*** Records for the task ***

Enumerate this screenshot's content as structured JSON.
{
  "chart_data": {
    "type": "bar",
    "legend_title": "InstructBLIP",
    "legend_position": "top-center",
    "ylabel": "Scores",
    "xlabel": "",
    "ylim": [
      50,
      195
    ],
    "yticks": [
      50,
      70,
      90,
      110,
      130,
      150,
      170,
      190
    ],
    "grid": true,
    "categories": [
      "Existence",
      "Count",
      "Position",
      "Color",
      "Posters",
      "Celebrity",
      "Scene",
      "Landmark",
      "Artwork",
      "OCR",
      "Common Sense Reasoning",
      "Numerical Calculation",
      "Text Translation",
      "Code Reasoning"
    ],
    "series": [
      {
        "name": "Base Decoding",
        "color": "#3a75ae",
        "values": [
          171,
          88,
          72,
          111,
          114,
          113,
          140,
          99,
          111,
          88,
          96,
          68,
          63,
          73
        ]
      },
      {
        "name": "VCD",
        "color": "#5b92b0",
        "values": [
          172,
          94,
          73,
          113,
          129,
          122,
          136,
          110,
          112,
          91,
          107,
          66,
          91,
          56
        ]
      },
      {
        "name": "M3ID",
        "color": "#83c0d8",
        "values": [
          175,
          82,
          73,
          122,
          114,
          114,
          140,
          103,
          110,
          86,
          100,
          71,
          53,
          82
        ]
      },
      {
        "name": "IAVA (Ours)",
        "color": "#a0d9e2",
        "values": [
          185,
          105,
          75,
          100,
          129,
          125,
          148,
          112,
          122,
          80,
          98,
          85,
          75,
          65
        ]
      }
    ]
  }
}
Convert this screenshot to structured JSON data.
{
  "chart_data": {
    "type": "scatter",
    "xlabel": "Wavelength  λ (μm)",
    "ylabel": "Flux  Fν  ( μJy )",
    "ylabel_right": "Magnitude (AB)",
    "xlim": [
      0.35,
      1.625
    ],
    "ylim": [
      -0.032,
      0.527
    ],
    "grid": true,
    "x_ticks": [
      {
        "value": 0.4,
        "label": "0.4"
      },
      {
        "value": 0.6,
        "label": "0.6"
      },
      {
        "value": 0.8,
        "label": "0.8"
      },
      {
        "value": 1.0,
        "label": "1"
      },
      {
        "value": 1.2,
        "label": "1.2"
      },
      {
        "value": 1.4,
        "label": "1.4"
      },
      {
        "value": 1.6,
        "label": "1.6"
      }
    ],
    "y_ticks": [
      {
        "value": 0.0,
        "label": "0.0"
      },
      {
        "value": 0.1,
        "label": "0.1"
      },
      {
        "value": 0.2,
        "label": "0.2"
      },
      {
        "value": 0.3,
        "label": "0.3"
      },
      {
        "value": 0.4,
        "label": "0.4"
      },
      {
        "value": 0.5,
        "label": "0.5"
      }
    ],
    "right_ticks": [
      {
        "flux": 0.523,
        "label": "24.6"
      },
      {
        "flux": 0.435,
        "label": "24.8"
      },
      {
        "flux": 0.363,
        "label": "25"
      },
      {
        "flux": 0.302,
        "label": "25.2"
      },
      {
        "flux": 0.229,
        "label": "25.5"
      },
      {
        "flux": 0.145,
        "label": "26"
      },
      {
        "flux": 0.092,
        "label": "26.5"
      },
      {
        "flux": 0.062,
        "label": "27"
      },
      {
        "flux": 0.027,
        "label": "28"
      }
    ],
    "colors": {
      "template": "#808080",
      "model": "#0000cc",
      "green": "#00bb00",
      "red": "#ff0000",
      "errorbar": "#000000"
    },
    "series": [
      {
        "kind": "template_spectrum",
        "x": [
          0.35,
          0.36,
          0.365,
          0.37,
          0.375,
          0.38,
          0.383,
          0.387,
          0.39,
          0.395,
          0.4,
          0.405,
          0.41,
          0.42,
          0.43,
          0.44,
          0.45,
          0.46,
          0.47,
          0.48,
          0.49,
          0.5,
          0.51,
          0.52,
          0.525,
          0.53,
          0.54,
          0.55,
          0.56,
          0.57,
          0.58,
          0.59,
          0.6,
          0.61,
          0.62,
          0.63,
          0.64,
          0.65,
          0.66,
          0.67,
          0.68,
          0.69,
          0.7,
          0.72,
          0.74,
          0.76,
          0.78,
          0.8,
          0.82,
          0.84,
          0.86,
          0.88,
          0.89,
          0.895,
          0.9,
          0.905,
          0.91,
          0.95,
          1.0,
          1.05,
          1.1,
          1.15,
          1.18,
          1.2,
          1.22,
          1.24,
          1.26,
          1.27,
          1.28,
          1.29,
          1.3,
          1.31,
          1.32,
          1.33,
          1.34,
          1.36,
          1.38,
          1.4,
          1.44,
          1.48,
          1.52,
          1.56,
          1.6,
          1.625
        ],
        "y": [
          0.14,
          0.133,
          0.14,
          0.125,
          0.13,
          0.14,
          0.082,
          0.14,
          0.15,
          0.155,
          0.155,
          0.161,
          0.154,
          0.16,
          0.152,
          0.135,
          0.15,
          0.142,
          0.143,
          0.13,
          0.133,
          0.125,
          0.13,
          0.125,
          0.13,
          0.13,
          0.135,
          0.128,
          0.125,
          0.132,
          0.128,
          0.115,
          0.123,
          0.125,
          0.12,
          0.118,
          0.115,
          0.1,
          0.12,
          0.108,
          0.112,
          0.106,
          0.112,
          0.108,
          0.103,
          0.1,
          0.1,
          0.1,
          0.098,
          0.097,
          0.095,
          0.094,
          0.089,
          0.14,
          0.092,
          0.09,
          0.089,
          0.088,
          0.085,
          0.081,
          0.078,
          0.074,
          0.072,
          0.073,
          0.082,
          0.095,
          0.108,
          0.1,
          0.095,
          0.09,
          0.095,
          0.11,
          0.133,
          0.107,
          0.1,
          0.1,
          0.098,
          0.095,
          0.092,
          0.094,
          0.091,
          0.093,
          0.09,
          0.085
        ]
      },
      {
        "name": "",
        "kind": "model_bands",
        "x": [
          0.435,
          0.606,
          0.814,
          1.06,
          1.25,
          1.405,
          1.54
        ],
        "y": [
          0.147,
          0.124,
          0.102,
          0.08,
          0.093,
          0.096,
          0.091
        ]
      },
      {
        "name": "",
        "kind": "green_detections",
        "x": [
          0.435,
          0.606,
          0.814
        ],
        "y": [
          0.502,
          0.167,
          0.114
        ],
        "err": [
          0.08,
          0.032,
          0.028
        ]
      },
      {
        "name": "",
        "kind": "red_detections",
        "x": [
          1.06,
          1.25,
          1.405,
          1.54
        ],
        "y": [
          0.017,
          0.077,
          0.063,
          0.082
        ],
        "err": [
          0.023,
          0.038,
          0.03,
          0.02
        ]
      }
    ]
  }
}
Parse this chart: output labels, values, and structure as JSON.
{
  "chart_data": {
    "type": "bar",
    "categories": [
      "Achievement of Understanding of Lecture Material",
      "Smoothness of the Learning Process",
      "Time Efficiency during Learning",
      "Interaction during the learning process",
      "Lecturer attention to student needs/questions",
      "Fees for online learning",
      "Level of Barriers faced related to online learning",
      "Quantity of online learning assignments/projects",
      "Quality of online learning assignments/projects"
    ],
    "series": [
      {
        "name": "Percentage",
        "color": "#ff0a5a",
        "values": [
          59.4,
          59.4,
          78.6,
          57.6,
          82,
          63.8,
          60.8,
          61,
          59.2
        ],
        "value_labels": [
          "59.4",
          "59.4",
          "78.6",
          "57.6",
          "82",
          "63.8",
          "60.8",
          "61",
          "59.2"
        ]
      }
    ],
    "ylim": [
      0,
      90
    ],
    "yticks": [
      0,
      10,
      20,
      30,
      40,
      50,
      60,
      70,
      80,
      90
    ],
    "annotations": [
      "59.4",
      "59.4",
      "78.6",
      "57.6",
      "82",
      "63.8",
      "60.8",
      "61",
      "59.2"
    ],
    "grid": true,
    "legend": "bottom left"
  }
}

***

▶ _Your objective_
Filter the listing above for the string "name" and copy every matching line.

▶ _Correct answer_
        "name": "Base Decoding",
        "name": "VCD",
        "name": "M3ID",
        "name": "IAVA (Ours)",
        "name": "",
        "name": "",
        "name": "",
        "name": "Percentage",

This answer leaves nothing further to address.